Collected data>
>>
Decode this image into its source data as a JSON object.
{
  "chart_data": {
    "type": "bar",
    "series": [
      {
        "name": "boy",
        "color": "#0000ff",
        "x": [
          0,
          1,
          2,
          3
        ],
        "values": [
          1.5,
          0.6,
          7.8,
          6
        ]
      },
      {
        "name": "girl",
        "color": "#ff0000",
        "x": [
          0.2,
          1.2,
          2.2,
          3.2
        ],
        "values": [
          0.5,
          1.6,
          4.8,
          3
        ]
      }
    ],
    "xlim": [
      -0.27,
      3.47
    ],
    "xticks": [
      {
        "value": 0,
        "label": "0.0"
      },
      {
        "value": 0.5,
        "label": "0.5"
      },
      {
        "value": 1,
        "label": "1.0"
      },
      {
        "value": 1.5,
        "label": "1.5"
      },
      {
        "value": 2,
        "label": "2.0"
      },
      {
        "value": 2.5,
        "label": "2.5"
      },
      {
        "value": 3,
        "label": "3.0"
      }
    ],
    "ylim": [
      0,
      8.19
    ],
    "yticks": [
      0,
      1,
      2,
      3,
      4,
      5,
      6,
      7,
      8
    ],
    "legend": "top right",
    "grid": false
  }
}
<<
Work to do>
Output the lines above verbatim and in full.

Exercise result>
Decode this image into its source data as a JSON object.
{
  "chart_data": {
    "type": "bar",
    "series": [
      {
        "name": "boy",
        "color": "#0000ff",
        "x": [
          0,
          1,
          2,
          3
        ],
        "values": [
          1.5,
          0.6,
          7.8,
          6
        ]
      },
      {
        "name": "girl",
        "color": "#ff0000",
        "x": [
          0.2,
          1.2,
          2.2,
          3.2
        ],
        "values": [
          0.5,
          1.6,
          4.8,
          3
        ]
      }
    ],
    "xlim": [
      -0.27,
      3.47
    ],
    "xticks": [
      {
        "value": 0,
        "label": "0.0"
      },
      {
        "value": 0.5,
        "label": "0.5"
      },
      {
        "value": 1,
        "label": "1.0"
      },
      {
        "value": 1.5,
        "label": "1.5"
      },
      {
        "value": 2,
        "label": "2.0"
      },
      {
        "value": 2.5,
        "label": "2.5"
      },
      {
        "value": 3,
        "label": "3.0"
      }
    ],
    "ylim": [
      0,
      8.19
    ],
    "yticks": [
      0,
      1,
      2,
      3,
      4,
      5,
      6,
      7,
      8
    ],
    "legend": "top right",
    "grid": false
  }
}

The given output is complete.